**Do this**: Print the lines of the records below without changes, from the line containing "letter-line: bemerke ich" through the line containing "letter-line: ergebenst xyxy=(267,448,399,473)", with both of those lines included.

**Data listing**:
○ ○ ○ ○ ○

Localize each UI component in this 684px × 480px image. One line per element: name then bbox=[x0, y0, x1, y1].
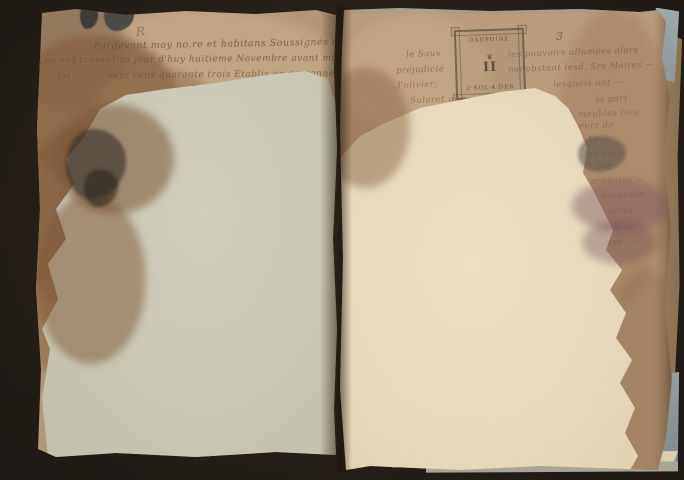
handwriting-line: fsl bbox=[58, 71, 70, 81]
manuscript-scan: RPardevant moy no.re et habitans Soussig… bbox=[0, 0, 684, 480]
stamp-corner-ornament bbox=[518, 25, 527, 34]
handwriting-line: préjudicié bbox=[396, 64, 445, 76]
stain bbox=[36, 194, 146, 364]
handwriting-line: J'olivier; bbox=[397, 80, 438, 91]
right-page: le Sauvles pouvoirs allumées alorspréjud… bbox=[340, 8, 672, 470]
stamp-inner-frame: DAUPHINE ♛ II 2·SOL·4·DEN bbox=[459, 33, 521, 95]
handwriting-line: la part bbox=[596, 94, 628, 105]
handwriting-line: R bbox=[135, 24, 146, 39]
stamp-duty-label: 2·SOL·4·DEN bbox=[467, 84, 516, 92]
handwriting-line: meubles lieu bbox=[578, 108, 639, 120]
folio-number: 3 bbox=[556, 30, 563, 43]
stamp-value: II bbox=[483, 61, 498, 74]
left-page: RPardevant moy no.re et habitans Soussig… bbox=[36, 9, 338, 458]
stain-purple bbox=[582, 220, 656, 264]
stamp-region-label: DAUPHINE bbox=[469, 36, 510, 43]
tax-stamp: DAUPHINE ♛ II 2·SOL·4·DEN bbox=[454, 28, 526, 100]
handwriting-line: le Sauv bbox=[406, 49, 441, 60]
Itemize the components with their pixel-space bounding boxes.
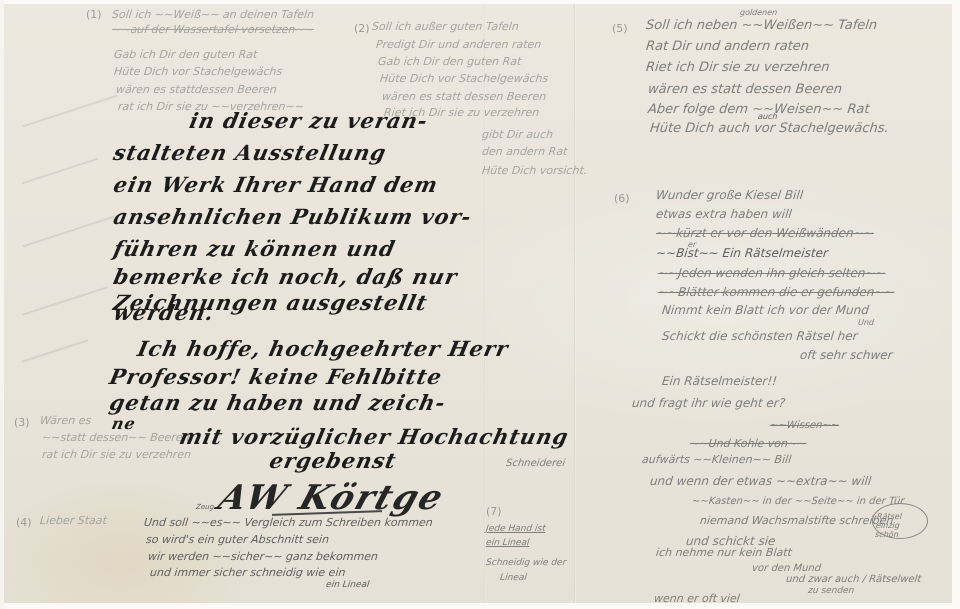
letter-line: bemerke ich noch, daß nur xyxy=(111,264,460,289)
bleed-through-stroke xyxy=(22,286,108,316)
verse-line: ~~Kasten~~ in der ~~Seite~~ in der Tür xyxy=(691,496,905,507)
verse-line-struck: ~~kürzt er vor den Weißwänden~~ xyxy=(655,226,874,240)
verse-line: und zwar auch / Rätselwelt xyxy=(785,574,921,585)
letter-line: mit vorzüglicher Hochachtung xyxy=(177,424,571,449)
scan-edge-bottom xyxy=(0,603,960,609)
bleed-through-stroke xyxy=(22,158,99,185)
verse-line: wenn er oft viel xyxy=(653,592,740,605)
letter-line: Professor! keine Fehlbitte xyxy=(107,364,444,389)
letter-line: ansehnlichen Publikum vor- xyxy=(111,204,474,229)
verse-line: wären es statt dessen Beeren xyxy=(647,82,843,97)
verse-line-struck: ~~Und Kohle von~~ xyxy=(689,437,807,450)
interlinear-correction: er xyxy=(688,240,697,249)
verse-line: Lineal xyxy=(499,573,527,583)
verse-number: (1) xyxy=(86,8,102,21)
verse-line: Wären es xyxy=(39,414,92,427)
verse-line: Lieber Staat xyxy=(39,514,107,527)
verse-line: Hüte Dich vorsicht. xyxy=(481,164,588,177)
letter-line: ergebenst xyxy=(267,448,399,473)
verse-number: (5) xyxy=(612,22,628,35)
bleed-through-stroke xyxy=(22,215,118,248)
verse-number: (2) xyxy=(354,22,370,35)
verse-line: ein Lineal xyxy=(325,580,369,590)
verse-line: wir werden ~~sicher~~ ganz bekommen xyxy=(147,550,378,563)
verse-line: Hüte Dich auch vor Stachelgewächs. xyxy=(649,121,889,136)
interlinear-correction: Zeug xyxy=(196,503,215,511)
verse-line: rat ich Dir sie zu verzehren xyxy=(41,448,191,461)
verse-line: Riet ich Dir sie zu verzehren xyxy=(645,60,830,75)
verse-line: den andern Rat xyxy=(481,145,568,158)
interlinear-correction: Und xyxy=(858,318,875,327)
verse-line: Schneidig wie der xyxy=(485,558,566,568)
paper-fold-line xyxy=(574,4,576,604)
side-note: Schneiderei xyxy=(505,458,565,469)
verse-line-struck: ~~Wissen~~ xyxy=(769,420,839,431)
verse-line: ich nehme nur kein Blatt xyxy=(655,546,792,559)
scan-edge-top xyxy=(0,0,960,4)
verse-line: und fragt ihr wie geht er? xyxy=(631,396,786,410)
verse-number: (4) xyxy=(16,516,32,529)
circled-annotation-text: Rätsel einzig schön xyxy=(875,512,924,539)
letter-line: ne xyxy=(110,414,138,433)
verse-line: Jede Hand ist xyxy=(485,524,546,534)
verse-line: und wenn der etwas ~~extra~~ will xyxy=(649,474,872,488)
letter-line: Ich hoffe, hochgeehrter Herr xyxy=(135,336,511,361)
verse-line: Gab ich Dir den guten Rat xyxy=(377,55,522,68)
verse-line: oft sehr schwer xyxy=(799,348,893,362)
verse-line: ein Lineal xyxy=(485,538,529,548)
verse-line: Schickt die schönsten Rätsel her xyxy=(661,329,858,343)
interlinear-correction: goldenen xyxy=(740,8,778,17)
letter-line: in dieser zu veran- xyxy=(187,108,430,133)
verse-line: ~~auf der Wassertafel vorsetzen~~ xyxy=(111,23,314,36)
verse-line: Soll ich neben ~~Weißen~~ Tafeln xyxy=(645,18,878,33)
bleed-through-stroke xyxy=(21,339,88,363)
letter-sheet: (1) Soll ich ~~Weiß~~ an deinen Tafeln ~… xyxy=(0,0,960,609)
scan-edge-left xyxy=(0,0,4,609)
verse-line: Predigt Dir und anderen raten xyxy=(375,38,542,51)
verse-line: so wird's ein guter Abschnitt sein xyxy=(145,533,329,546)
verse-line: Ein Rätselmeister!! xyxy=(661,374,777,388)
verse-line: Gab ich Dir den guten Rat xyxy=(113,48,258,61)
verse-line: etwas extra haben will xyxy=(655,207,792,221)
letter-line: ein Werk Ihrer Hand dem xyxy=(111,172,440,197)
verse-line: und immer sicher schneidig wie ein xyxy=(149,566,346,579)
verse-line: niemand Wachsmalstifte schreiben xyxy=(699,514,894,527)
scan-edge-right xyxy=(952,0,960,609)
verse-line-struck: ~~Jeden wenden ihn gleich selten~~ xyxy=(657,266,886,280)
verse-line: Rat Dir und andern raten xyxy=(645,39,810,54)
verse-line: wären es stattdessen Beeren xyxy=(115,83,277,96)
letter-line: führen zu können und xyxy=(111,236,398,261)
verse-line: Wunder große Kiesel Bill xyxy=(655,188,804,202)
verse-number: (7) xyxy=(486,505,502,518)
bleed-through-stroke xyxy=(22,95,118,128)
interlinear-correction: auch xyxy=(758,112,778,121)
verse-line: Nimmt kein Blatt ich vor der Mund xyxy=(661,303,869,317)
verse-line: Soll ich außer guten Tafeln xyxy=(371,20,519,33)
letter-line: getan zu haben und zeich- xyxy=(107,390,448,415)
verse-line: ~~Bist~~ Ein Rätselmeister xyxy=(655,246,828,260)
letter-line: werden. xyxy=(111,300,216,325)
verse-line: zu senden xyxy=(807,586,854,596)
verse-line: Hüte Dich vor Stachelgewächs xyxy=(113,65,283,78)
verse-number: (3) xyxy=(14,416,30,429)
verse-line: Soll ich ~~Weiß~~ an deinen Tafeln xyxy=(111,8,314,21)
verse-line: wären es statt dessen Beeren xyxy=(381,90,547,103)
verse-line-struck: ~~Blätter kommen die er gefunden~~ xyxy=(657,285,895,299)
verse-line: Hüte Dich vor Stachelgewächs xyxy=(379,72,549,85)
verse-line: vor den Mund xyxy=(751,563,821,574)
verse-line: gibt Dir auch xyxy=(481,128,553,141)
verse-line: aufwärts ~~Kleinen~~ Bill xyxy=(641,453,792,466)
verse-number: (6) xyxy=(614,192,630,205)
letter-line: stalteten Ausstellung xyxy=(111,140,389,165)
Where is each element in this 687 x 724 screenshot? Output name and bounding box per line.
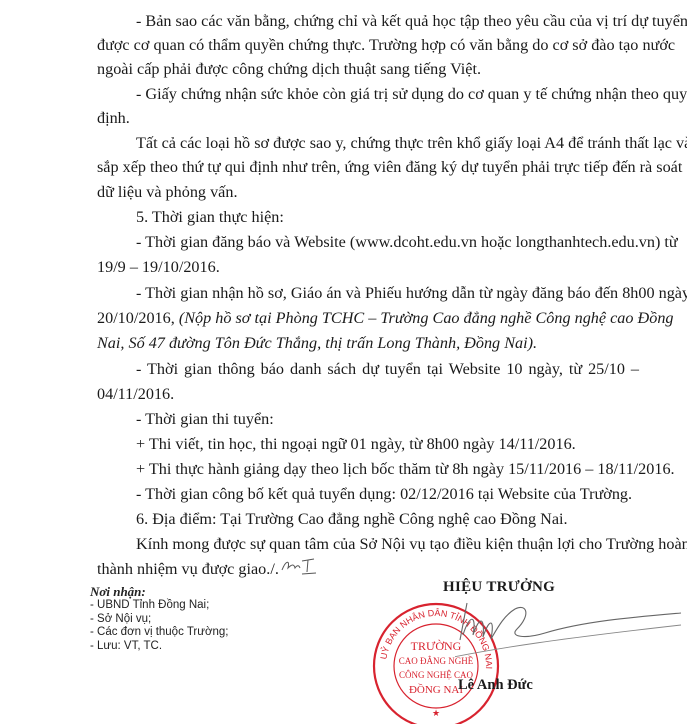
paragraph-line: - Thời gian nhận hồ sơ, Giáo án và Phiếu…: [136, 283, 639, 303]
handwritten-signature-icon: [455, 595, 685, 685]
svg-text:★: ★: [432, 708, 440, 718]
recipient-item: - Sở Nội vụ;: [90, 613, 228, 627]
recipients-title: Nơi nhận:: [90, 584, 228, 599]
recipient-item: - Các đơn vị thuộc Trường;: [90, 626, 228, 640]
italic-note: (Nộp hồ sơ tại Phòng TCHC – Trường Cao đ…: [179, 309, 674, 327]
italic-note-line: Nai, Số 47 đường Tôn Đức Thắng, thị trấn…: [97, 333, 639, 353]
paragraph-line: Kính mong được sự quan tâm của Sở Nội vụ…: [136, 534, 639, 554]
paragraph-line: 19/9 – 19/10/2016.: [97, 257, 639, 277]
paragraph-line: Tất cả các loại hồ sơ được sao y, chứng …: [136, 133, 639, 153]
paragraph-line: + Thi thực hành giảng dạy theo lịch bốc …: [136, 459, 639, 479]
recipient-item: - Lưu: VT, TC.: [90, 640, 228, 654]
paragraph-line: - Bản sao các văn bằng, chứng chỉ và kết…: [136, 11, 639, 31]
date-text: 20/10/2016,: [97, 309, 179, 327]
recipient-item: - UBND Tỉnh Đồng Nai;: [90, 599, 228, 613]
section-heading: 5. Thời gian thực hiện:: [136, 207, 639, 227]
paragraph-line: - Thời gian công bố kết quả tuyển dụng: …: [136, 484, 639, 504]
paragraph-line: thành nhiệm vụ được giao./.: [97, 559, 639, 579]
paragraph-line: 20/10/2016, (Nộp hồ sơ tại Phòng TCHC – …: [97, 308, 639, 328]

○ ○ ○ ○ ○

**Solution to this task**:
letter-line: bemerke ich noch, daß nur xyxy=(111,264,460,289)
bleed-through-stroke xyxy=(22,286,108,316)
verse-line: ~~Kasten~~ in der ~~Seite~~ in der Tür xyxy=(691,496,905,507)
verse-line-struck: ~~kürzt er vor den Weißwänden~~ xyxy=(655,226,874,240)
verse-line: und zwar auch / Rätselwelt xyxy=(785,574,921,585)
letter-line: mit vorzüglicher Hochachtung xyxy=(177,424,571,449)
scan-edge-bottom xyxy=(0,603,960,609)
bleed-through-stroke xyxy=(22,158,99,185)
verse-line: wenn er oft viel xyxy=(653,592,740,605)
letter-line: Professor! keine Fehlbitte xyxy=(107,364,444,389)
letter-line: ansehnlichen Publikum vor- xyxy=(111,204,474,229)
verse-line: wären es statt dessen Beeren xyxy=(647,82,843,97)
verse-line-struck: ~~Und Kohle von~~ xyxy=(689,437,807,450)
interlinear-correction: er xyxy=(688,240,697,249)
verse-line: Lineal xyxy=(499,573,527,583)
verse-number: (1) xyxy=(86,8,102,21)
verse-line: Wären es xyxy=(39,414,92,427)
verse-line: Lieber Staat xyxy=(39,514,107,527)
verse-line: Hüte Dich vorsicht. xyxy=(481,164,588,177)
letter-line: ergebenst xyxy=(267,448,399,473)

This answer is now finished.